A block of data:
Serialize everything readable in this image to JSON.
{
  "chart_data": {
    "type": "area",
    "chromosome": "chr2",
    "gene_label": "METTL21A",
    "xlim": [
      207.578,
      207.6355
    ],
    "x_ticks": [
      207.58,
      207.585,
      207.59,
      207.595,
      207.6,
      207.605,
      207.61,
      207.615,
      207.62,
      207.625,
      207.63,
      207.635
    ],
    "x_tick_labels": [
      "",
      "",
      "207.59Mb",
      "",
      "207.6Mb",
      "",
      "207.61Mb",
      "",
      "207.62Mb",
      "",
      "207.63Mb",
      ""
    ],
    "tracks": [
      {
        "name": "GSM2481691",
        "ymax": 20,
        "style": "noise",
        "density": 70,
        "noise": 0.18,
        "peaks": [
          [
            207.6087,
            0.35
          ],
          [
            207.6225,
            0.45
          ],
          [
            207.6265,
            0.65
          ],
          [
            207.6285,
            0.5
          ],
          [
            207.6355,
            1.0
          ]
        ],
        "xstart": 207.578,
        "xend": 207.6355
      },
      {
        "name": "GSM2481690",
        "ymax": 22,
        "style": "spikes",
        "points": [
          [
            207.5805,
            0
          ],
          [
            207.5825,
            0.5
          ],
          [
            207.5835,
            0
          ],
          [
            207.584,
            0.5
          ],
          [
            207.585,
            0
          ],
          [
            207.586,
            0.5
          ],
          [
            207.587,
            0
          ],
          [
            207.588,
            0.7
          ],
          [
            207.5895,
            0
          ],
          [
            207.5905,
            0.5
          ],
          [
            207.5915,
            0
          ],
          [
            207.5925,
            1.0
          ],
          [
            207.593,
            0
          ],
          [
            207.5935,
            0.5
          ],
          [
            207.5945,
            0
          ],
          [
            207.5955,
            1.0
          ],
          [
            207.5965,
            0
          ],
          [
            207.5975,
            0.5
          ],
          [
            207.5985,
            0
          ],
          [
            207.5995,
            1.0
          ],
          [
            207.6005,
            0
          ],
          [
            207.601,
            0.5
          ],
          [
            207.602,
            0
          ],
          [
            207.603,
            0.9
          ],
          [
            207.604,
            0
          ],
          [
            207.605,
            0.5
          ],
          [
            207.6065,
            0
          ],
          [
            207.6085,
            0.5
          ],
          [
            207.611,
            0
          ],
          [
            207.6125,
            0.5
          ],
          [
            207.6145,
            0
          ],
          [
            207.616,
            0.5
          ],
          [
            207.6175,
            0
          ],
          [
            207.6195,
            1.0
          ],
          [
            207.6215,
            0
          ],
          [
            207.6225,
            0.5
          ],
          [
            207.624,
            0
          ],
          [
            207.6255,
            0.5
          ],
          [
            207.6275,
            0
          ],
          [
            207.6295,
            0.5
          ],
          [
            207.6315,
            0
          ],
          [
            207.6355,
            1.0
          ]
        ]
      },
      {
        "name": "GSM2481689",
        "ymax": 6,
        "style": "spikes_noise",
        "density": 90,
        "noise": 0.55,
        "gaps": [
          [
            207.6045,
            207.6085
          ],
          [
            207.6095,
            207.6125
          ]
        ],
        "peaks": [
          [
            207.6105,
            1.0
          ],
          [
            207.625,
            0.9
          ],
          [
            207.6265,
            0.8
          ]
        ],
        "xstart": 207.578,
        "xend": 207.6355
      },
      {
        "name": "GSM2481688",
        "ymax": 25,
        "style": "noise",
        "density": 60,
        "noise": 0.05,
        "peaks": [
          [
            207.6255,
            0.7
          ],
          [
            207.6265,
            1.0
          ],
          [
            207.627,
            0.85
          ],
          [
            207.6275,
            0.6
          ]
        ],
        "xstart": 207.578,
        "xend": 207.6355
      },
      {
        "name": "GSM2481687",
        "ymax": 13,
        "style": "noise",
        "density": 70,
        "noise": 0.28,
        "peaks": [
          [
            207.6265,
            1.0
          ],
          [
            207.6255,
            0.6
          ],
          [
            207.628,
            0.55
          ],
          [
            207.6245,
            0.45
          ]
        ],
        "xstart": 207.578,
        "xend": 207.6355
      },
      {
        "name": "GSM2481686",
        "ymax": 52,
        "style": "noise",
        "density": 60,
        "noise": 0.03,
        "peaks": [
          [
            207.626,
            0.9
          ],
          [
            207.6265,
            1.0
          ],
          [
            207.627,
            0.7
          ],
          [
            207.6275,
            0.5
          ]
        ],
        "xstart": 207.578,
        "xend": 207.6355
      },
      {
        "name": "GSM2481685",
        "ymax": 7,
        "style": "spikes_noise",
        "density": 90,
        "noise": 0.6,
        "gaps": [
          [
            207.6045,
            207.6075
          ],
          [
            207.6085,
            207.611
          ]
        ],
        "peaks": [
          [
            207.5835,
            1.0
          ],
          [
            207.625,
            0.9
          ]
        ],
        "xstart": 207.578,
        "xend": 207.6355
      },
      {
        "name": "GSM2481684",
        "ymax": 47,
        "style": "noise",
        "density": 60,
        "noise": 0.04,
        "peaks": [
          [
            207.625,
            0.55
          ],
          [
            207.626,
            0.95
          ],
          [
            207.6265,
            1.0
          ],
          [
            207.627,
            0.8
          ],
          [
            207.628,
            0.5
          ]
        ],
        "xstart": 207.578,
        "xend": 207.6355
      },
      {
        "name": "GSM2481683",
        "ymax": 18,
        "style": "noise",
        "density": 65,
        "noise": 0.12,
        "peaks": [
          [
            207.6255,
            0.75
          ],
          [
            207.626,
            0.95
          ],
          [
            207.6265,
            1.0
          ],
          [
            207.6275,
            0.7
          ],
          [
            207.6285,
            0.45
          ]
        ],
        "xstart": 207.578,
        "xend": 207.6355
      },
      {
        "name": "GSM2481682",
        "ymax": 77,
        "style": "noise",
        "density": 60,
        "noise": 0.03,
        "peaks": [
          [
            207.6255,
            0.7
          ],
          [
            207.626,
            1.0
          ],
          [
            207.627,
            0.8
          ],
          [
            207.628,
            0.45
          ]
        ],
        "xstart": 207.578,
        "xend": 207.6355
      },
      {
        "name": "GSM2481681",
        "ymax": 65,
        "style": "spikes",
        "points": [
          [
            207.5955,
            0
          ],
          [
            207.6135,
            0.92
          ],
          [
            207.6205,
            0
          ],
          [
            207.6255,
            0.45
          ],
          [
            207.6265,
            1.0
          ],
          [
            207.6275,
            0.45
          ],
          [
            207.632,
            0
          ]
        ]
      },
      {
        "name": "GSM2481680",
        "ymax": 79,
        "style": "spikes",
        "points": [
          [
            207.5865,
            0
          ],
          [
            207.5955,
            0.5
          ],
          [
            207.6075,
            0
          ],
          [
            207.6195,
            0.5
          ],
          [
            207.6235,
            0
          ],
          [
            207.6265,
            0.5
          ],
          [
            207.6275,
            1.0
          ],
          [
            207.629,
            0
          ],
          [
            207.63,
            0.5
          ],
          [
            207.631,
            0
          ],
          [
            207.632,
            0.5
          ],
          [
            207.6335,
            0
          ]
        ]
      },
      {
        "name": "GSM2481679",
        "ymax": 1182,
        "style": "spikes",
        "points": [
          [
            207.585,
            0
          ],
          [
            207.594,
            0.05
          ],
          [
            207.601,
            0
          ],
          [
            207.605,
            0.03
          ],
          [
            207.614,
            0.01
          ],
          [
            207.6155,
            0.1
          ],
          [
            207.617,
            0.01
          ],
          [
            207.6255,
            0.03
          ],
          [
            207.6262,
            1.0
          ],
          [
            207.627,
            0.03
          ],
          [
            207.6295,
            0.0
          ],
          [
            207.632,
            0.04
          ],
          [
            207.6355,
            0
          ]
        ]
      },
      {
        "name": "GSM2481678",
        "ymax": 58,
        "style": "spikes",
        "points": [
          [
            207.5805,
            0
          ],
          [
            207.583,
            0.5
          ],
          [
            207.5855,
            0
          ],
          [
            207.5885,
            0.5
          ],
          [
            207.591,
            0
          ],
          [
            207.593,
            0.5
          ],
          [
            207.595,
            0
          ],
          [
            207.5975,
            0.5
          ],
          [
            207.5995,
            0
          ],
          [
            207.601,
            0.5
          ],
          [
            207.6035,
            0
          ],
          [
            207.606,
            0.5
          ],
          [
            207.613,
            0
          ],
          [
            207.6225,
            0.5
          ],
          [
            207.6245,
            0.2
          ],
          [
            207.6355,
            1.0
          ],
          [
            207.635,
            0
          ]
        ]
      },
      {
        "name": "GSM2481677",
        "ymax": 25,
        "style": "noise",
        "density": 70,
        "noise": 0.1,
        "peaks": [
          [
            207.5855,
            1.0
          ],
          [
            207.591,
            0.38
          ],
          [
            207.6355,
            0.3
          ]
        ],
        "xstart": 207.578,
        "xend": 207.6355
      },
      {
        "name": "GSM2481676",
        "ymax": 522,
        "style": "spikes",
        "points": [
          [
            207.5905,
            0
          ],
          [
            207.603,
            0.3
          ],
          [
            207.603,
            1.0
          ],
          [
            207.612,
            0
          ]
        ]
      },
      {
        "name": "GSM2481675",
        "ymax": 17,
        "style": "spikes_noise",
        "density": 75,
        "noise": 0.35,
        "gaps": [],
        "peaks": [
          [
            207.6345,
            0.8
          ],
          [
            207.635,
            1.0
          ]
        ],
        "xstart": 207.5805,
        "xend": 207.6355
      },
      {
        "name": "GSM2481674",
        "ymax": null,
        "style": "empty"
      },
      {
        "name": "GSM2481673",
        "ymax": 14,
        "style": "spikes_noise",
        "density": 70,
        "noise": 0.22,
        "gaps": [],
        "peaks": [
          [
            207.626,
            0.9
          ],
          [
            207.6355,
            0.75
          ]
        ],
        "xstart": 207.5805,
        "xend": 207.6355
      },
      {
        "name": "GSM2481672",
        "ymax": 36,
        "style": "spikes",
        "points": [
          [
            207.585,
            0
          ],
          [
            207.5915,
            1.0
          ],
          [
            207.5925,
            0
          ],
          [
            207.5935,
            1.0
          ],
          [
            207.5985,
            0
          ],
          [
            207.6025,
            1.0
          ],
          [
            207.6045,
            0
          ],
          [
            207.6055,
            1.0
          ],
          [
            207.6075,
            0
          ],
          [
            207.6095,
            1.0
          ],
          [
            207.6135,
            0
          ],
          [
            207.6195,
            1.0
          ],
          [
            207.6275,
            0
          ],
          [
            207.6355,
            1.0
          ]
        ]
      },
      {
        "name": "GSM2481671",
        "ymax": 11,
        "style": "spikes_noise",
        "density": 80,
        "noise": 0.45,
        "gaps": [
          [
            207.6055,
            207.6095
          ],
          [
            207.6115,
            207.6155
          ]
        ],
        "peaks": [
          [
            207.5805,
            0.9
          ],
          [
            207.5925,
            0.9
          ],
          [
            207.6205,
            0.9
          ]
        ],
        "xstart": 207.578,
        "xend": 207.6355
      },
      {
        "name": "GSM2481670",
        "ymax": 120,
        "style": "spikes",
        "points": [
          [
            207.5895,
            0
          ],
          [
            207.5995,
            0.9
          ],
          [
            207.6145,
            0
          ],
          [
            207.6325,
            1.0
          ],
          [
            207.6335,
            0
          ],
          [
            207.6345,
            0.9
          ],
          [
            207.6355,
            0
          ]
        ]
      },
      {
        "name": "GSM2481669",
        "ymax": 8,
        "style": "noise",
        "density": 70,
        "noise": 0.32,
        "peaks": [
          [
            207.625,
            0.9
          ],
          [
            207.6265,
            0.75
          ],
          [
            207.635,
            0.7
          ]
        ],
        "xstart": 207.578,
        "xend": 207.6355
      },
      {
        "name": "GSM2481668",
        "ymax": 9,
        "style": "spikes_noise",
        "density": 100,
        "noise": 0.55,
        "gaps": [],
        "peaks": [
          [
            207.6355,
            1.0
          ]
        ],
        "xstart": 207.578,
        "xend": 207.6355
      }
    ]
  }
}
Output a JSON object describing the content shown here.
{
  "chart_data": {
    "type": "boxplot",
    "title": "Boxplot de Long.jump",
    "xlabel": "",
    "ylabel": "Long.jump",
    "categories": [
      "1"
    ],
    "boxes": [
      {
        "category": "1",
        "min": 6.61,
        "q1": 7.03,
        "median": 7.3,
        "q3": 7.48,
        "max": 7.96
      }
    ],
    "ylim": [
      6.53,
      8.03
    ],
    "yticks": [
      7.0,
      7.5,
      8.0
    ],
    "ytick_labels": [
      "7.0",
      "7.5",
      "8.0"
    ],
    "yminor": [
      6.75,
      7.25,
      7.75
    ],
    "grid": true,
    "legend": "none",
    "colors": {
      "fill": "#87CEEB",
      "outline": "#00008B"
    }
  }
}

§ Problem requirements
Starting with the line that contains "Output a JSON", print each line through the last one in the listing. Include both end lines and add nothing.

§ Full solution
Output a JSON object describing the content shown here.
{
  "chart_data": {
    "type": "boxplot",
    "title": "Boxplot de Long.jump",
    "xlabel": "",
    "ylabel": "Long.jump",
    "categories": [
      "1"
    ],
    "boxes": [
      {
        "category": "1",
        "min": 6.61,
        "q1": 7.03,
        "median": 7.3,
        "q3": 7.48,
        "max": 7.96
      }
    ],
    "ylim": [
      6.53,
      8.03
    ],
    "yticks": [
      7.0,
      7.5,
      8.0
    ],
    "ytick_labels": [
      "7.0",
      "7.5",
      "8.0"
    ],
    "yminor": [
      6.75,
      7.25,
      7.75
    ],
    "grid": true,
    "legend": "none",
    "colors": {
      "fill": "#87CEEB",
      "outline": "#00008B"
    }
  }
}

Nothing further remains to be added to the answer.